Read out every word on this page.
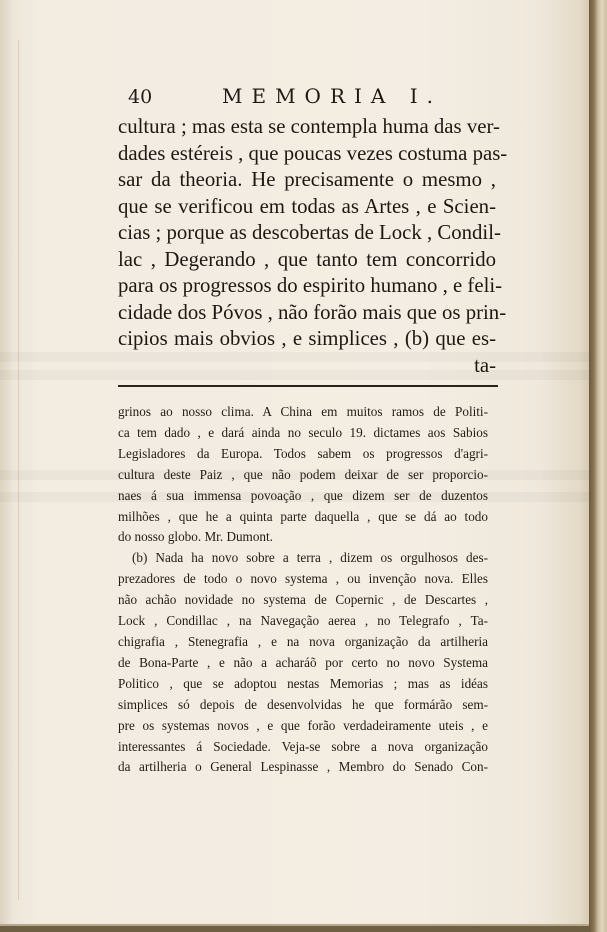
40	MEMORIA I.
cultura ; mas esta se contempla huma das ver-
dades estéreis , que poucas vezes costuma pas-
sar da theoria. He precisamente o mesmo ,
que se verificou em todas as Artes , e Scien-
cias ; porque as descobertas de Lock , Condil-
lac , Degerando , que tanto tem concorrido
para os progressos do espirito humano , e feli-
cidade dos Póvos , não forão mais que os prin-
cipios mais obvios , e simplices , (b) que es-
ta-

grinos ao nosso clima. A China em muitos ramos de Politi-
ca tem dado , e dará ainda no seculo 19. dictames aos Sabios
Legisladores da Europa. Todos sabem os progressos d'agri-
cultura deste Paiz , que não podem deixar de ser proporcio-
naes á sua immensa povoação , que dizem ser de duzentos
milhões , que he a quinta parte daquella , que se dá ao todo
do nosso globo. Mr. Dumont.

(b) Nada ha novo sobre a terra , dizem os orgulhosos des-
prezadores de todo o novo systema , ou invenção nova. Elles
não achão novidade no systema de Copernic , de Descartes ,
Lock , Condillac , na Navegação aerea , no Telegrafo , Ta-
chigrafia , Stenegrafia , e na nova organização da artilheria
de Bona-Parte , e não a acharáõ por certo no novo Systema
Politico , que se adoptou nestas Memorias ; mas as idéas
simplices só depois de desenvolvidas he que formárão sem-
pre os systemas novos , e que forão verdadeiramente uteis , e
interessantes á Sociedade. Veja-se sobre a nova organização
da artilheria o General Lespinasse , Membro do Senado Con-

> [Problem to work on]: Copy out every line of the data that includes "dizem".

> [Task answer]:
naes á sua immensa povoação , que dizem ser de duzentos
(b) Nada ha novo sobre a terra , dizem os orgulhosos des-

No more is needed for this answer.